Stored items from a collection
━━━━━━

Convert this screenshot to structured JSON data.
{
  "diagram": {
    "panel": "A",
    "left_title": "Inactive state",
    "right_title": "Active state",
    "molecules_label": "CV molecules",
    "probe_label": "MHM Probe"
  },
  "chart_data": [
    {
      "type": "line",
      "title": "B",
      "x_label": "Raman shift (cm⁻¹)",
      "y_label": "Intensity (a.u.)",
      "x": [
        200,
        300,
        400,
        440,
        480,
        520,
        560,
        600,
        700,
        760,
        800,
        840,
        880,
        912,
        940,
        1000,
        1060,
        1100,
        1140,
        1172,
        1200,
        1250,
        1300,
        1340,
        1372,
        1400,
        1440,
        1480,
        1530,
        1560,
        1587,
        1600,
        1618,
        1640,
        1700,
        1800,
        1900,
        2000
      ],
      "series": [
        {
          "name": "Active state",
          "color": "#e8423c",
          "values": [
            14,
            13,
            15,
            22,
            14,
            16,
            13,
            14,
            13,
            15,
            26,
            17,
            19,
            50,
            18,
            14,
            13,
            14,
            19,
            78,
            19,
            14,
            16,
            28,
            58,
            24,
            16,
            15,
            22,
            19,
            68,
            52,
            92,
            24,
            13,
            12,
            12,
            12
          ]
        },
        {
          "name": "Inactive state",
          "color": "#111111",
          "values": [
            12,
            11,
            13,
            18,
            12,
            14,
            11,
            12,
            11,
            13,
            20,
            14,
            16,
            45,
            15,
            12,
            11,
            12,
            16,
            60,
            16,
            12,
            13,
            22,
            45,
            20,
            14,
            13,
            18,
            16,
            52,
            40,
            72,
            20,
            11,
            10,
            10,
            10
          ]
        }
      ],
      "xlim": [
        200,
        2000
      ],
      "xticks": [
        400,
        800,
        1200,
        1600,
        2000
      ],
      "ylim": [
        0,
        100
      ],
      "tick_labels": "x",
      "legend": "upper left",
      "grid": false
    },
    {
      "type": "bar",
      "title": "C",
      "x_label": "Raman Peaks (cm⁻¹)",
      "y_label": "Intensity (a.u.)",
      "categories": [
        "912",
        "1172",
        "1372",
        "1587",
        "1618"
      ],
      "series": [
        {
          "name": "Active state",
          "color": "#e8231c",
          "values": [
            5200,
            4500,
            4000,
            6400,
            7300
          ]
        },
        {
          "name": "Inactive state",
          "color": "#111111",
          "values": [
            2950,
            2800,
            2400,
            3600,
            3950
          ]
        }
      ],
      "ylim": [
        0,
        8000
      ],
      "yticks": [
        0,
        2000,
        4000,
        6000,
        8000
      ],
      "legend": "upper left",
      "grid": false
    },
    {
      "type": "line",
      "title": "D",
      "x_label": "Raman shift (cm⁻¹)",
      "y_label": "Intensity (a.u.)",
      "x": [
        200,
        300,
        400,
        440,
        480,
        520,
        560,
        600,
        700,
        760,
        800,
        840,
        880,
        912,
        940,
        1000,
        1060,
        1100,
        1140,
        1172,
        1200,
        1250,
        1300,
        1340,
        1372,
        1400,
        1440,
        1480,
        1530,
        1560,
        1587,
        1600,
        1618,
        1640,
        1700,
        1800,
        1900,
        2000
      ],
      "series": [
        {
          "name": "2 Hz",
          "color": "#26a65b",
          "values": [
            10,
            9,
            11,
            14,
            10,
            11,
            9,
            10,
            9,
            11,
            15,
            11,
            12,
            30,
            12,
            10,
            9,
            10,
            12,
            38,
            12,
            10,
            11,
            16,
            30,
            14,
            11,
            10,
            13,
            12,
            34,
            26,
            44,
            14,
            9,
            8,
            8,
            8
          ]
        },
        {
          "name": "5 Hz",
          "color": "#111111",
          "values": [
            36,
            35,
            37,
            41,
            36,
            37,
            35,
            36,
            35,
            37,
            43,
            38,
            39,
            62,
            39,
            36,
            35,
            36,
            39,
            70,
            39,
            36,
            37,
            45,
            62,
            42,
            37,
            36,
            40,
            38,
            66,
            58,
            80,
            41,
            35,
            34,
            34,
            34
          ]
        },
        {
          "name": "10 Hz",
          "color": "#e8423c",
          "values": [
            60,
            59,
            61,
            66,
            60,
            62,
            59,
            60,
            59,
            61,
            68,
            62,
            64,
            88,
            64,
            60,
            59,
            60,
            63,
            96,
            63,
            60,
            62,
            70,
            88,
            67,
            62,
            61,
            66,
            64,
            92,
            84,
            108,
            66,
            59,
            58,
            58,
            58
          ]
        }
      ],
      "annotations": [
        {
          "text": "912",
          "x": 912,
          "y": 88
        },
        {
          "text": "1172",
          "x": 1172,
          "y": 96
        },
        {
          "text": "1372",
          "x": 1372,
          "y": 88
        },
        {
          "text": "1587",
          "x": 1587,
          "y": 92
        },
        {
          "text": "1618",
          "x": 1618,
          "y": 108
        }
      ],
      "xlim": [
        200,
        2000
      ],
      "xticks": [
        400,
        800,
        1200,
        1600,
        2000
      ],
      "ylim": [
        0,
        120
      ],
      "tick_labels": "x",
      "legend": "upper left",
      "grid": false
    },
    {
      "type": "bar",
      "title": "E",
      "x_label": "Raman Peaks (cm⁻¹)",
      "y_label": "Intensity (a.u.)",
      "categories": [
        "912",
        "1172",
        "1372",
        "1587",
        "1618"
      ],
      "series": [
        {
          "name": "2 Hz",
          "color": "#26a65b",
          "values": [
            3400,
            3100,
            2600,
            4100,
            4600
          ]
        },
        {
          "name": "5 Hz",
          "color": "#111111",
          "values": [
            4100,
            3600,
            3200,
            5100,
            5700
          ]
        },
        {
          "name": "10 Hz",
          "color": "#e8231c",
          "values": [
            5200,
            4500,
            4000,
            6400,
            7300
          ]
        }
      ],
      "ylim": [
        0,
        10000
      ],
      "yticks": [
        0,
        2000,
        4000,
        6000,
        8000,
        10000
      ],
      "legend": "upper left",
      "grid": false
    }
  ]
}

━━━━━━

Transcribe all of the entries without altering anything.

## Exercise solution
Convert this screenshot to structured JSON data.
{
  "diagram": {
    "panel": "A",
    "left_title": "Inactive state",
    "right_title": "Active state",
    "molecules_label": "CV molecules",
    "probe_label": "MHM Probe"
  },
  "chart_data": [
    {
      "type": "line",
      "title": "B",
      "x_label": "Raman shift (cm⁻¹)",
      "y_label": "Intensity (a.u.)",
      "x": [
        200,
        300,
        400,
        440,
        480,
        520,
        560,
        600,
        700,
        760,
        800,
        840,
        880,
        912,
        940,
        1000,
        1060,
        1100,
        1140,
        1172,
        1200,
        1250,
        1300,
        1340,
        1372,
        1400,
        1440,
        1480,
        1530,
        1560,
        1587,
        1600,
        1618,
        1640,
        1700,
        1800,
        1900,
        2000
      ],
      "series": [
        {
          "name": "Active state",
          "color": "#e8423c",
          "values": [
            14,
            13,
            15,
            22,
            14,
            16,
            13,
            14,
            13,
            15,
            26,
            17,
            19,
            50,
            18,
            14,
            13,
            14,
            19,
            78,
            19,
            14,
            16,
            28,
            58,
            24,
            16,
            15,
            22,
            19,
            68,
            52,
            92,
            24,
            13,
            12,
            12,
            12
          ]
        },
        {
          "name": "Inactive state",
          "color": "#111111",
          "values": [
            12,
            11,
            13,
            18,
            12,
            14,
            11,
            12,
            11,
            13,
            20,
            14,
            16,
            45,
            15,
            12,
            11,
            12,
            16,
            60,
            16,
            12,
            13,
            22,
            45,
            20,
            14,
            13,
            18,
            16,
            52,
            40,
            72,
            20,
            11,
            10,
            10,
            10
          ]
        }
      ],
      "xlim": [
        200,
        2000
      ],
      "xticks": [
        400,
        800,
        1200,
        1600,
        2000
      ],
      "ylim": [
        0,
        100
      ],
      "tick_labels": "x",
      "legend": "upper left",
      "grid": false
    },
    {
      "type": "bar",
      "title": "C",
      "x_label": "Raman Peaks (cm⁻¹)",
      "y_label": "Intensity (a.u.)",
      "categories": [
        "912",
        "1172",
        "1372",
        "1587",
        "1618"
      ],
      "series": [
        {
          "name": "Active state",
          "color": "#e8231c",
          "values": [
            5200,
            4500,
            4000,
            6400,
            7300
          ]
        },
        {
          "name": "Inactive state",
          "color": "#111111",
          "values": [
            2950,
            2800,
            2400,
            3600,
            3950
          ]
        }
      ],
      "ylim": [
        0,
        8000
      ],
      "yticks": [
        0,
        2000,
        4000,
        6000,
        8000
      ],
      "legend": "upper left",
      "grid": false
    },
    {
      "type": "line",
      "title": "D",
      "x_label": "Raman shift (cm⁻¹)",
      "y_label": "Intensity (a.u.)",
      "x": [
        200,
        300,
        400,
        440,
        480,
        520,
        560,
        600,
        700,
        760,
        800,
        840,
        880,
        912,
        940,
        1000,
        1060,
        1100,
        1140,
        1172,
        1200,
        1250,
        1300,
        1340,
        1372,
        1400,
        1440,
        1480,
        1530,
        1560,
        1587,
        1600,
        1618,
        1640,
        1700,
        1800,
        1900,
        2000
      ],
      "series": [
        {
          "name": "2 Hz",
          "color": "#26a65b",
          "values": [
            10,
            9,
            11,
            14,
            10,
            11,
            9,
            10,
            9,
            11,
            15,
            11,
            12,
            30,
            12,
            10,
            9,
            10,
            12,
            38,
            12,
            10,
            11,
            16,
            30,
            14,
            11,
            10,
            13,
            12,
            34,
            26,
            44,
            14,
            9,
            8,
            8,
            8
          ]
        },
        {
          "name": "5 Hz",
          "color": "#111111",
          "values": [
            36,
            35,
            37,
            41,
            36,
            37,
            35,
            36,
            35,
            37,
            43,
            38,
            39,
            62,
            39,
            36,
            35,
            36,
            39,
            70,
            39,
            36,
            37,
            45,
            62,
            42,
            37,
            36,
            40,
            38,
            66,
            58,
            80,
            41,
            35,
            34,
            34,
            34
          ]
        },
        {
          "name": "10 Hz",
          "color": "#e8423c",
          "values": [
            60,
            59,
            61,
            66,
            60,
            62,
            59,
            60,
            59,
            61,
            68,
            62,
            64,
            88,
            64,
            60,
            59,
            60,
            63,
            96,
            63,
            60,
            62,
            70,
            88,
            67,
            62,
            61,
            66,
            64,
            92,
            84,
            108,
            66,
            59,
            58,
            58,
            58
          ]
        }
      ],
      "annotations": [
        {
          "text": "912",
          "x": 912,
          "y": 88
        },
        {
          "text": "1172",
          "x": 1172,
          "y": 96
        },
        {
          "text": "1372",
          "x": 1372,
          "y": 88
        },
        {
          "text": "1587",
          "x": 1587,
          "y": 92
        },
        {
          "text": "1618",
          "x": 1618,
          "y": 108
        }
      ],
      "xlim": [
        200,
        2000
      ],
      "xticks": [
        400,
        800,
        1200,
        1600,
        2000
      ],
      "ylim": [
        0,
        120
      ],
      "tick_labels": "x",
      "legend": "upper left",
      "grid": false
    },
    {
      "type": "bar",
      "title": "E",
      "x_label": "Raman Peaks (cm⁻¹)",
      "y_label": "Intensity (a.u.)",
      "categories": [
        "912",
        "1172",
        "1372",
        "1587",
        "1618"
      ],
      "series": [
        {
          "name": "2 Hz",
          "color": "#26a65b",
          "values": [
            3400,
            3100,
            2600,
            4100,
            4600
          ]
        },
        {
          "name": "5 Hz",
          "color": "#111111",
          "values": [
            4100,
            3600,
            3200,
            5100,
            5700
          ]
        },
        {
          "name": "10 Hz",
          "color": "#e8231c",
          "values": [
            5200,
            4500,
            4000,
            6400,
            7300
          ]
        }
      ],
      "ylim": [
        0,
        10000
      ],
      "yticks": [
        0,
        2000,
        4000,
        6000,
        8000,
        10000
      ],
      "legend": "upper left",
      "grid": false
    }
  ]
}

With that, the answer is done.